WHAT TO WORK ON => Provide nothing beyond the count of lines that include the string "name".

[START OF RECORD EXCERPTS]

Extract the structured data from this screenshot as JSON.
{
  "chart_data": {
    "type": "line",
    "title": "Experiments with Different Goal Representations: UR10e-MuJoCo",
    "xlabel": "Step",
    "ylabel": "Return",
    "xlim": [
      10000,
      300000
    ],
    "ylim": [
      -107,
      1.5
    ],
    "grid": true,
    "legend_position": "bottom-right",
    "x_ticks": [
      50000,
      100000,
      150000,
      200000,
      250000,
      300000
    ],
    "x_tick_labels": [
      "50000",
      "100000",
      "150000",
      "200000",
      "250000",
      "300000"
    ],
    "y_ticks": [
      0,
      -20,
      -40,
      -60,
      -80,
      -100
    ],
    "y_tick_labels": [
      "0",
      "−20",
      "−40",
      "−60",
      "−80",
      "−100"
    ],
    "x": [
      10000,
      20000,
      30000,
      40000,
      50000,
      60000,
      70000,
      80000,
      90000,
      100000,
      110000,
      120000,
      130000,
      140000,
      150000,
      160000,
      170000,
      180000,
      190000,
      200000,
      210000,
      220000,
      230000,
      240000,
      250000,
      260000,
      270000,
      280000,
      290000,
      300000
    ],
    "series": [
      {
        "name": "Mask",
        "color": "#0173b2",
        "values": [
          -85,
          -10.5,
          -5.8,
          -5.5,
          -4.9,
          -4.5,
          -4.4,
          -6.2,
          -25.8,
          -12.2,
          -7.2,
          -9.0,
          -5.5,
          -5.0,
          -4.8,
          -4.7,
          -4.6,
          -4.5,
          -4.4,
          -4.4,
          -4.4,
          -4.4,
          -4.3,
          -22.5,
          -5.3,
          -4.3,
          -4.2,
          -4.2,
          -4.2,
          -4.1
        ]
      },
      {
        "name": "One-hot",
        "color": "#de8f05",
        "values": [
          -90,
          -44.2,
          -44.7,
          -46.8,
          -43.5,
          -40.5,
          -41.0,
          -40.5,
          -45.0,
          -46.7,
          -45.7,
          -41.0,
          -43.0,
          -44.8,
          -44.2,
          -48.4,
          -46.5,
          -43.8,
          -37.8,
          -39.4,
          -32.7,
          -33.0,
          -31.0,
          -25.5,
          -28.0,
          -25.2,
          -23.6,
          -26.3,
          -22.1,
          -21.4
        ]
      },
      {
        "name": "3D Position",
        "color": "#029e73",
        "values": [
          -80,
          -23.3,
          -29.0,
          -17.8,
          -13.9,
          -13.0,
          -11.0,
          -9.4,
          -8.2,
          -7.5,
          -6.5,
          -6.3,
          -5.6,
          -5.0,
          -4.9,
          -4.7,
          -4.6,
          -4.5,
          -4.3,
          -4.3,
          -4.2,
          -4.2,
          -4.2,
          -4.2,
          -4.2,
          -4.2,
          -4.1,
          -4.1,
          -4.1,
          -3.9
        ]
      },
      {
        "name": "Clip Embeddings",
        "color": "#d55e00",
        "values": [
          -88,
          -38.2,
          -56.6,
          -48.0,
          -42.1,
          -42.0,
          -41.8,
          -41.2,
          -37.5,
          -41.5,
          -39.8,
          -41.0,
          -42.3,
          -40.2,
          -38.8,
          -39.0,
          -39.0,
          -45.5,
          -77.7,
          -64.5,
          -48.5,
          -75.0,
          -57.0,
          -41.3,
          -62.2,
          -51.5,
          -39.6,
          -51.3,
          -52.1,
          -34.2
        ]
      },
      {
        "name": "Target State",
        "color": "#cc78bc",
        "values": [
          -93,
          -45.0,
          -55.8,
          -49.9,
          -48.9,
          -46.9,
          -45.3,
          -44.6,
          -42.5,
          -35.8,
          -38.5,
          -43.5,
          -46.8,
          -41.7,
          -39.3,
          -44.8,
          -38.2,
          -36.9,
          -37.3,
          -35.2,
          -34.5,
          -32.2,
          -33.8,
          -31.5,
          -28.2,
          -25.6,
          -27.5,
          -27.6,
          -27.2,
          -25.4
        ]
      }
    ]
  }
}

[END OF RECORD EXCERPTS]

CORRECT OUTPUT => 5